→ **SET EXERCISE**: Read through the entries below and return each line with the word "name".
━━━━━ TASK INPUT ━━━━━
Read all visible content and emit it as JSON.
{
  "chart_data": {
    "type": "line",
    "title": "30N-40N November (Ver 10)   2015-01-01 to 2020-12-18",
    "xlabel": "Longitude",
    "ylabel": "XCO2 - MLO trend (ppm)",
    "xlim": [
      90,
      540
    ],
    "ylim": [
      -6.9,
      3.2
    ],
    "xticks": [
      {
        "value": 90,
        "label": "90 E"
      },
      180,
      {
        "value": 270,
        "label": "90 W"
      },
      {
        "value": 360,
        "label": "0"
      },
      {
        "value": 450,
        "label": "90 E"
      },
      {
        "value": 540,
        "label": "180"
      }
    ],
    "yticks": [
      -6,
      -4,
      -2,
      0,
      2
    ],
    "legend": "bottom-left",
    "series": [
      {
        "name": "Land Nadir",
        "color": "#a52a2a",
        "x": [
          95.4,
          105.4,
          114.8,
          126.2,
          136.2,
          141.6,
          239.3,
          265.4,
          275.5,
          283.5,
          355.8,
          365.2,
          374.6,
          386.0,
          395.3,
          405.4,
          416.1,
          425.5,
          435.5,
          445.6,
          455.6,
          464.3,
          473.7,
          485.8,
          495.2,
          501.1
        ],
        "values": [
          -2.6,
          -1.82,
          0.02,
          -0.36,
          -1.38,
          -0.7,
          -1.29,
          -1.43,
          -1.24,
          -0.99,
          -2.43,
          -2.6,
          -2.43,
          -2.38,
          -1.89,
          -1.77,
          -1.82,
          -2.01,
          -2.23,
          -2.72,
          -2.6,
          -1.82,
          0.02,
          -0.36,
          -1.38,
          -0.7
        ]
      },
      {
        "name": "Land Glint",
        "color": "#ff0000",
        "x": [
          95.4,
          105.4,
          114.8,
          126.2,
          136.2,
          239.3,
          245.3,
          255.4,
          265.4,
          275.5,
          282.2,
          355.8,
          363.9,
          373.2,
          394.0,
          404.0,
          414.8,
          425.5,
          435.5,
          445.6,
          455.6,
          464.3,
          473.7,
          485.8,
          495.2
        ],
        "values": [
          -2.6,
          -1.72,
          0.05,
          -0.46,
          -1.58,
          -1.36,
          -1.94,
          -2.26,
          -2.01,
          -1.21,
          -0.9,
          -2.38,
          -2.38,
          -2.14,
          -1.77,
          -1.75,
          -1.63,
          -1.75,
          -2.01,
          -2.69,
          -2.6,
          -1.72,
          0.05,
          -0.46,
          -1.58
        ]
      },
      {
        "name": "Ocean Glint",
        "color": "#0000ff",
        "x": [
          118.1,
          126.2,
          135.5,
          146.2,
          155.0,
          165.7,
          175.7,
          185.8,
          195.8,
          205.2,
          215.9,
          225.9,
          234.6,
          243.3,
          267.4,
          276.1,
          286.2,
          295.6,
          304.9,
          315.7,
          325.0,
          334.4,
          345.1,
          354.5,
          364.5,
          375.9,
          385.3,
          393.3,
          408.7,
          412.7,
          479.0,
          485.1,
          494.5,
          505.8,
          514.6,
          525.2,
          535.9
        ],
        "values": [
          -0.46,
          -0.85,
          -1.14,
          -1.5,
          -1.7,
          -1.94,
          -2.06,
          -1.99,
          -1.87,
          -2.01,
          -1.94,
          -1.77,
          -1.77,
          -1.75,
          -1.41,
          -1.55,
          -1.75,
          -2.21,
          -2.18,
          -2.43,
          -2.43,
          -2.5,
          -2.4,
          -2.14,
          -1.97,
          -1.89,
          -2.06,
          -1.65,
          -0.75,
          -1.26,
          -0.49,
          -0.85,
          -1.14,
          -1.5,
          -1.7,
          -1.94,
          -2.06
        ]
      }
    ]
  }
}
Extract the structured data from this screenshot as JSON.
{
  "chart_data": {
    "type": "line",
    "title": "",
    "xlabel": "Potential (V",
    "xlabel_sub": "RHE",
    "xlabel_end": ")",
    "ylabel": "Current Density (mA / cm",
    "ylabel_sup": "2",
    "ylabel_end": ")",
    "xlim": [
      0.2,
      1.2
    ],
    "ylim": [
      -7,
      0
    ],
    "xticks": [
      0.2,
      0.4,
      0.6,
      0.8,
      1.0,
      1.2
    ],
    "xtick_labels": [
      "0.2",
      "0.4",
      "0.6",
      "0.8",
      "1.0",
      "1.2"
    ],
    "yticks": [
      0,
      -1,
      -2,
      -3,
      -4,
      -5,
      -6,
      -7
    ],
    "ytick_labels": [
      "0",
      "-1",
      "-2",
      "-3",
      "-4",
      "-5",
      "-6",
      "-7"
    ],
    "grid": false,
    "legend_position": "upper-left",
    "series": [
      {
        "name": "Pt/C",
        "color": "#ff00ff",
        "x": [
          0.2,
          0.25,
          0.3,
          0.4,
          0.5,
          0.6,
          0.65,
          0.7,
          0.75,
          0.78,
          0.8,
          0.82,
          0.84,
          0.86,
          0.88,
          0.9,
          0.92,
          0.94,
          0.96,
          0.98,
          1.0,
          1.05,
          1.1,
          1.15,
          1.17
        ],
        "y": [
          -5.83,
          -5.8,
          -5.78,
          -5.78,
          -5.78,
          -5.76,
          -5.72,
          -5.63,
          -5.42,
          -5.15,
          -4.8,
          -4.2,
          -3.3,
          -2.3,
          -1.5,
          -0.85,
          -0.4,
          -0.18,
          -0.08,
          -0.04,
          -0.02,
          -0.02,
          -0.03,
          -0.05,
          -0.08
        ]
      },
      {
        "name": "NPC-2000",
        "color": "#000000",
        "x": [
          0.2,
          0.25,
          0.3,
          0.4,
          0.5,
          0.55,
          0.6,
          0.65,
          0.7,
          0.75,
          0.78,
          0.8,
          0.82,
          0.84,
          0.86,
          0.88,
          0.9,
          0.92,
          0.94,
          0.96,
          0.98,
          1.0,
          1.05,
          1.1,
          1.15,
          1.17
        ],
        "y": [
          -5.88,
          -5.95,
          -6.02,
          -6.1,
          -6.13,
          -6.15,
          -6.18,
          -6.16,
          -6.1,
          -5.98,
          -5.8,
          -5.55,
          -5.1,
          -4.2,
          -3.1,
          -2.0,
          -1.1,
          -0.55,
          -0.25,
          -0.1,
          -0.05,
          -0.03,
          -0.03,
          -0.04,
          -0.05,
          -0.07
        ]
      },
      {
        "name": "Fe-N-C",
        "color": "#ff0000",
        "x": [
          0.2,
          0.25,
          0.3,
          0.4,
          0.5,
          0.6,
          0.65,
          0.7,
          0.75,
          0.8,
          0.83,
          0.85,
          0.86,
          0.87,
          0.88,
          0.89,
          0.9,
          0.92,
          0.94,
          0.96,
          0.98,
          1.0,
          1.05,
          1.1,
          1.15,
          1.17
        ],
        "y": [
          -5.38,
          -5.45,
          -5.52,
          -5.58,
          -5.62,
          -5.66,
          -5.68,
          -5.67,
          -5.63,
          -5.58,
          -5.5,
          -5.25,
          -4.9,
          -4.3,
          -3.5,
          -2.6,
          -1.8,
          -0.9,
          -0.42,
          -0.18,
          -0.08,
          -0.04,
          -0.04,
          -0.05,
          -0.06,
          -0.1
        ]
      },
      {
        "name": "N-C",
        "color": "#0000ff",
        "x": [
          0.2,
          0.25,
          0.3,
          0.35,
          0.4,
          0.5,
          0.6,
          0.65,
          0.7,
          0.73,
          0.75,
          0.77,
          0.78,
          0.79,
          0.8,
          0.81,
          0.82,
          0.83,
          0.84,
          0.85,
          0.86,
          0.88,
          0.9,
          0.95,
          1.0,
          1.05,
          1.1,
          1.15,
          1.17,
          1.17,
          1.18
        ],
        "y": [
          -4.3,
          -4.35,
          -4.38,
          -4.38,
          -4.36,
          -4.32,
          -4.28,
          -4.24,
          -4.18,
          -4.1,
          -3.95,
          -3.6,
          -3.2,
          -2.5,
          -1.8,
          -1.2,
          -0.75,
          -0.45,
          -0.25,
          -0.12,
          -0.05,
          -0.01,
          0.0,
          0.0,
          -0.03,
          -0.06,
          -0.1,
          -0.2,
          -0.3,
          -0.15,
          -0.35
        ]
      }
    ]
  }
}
━━━━━
→ **ANSWER BELOW**:
        "name": "Land Nadir",
        "name": "Land Glint",
        "name": "Ocean Glint",
        "name": "Pt/C",
        "name": "NPC-2000",
        "name": "Fe-N-C",
        "name": "N-C",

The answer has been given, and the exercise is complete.